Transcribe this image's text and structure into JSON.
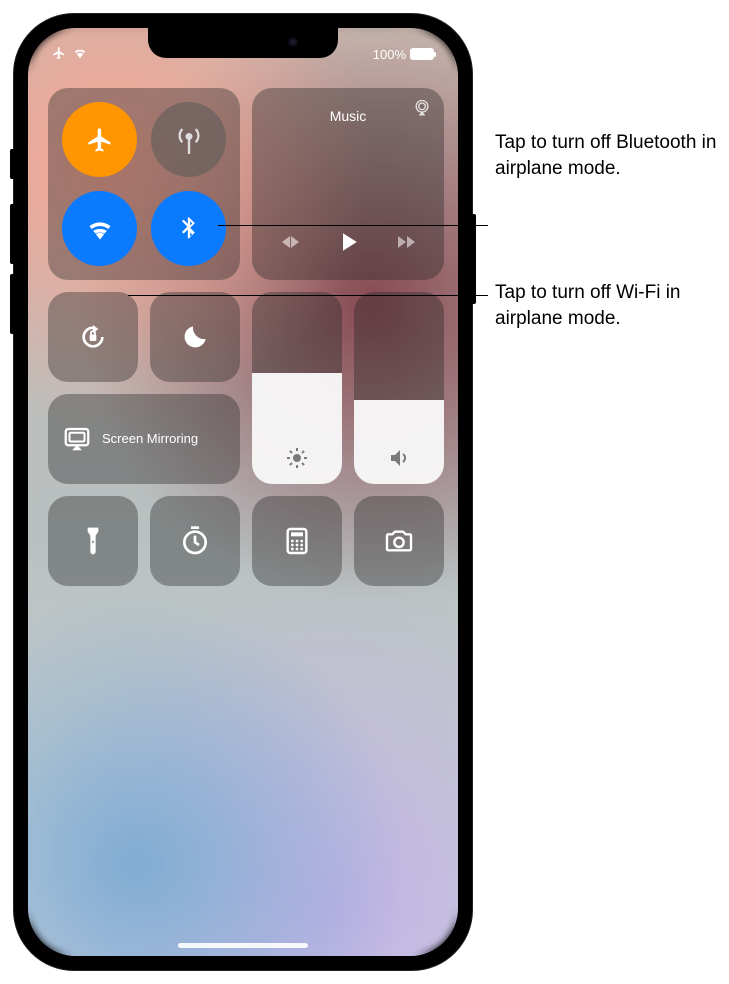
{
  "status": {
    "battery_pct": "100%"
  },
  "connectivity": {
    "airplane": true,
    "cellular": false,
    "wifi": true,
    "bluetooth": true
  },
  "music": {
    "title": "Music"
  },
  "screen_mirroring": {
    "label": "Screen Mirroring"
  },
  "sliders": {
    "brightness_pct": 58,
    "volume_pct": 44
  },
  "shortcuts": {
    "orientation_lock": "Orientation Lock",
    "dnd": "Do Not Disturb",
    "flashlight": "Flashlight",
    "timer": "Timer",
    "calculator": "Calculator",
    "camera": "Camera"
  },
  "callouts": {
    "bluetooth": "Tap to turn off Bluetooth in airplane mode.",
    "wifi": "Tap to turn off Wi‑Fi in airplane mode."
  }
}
........
** WRITTEN REQUEST **
Go through the material above and copy each line that has the word "mode".

** RESPONSE TO THE EXERCISE **
    "bluetooth": "Tap to turn off Bluetooth in airplane mode.",
    "wifi": "Tap to turn off Wi‑Fi in airplane mode."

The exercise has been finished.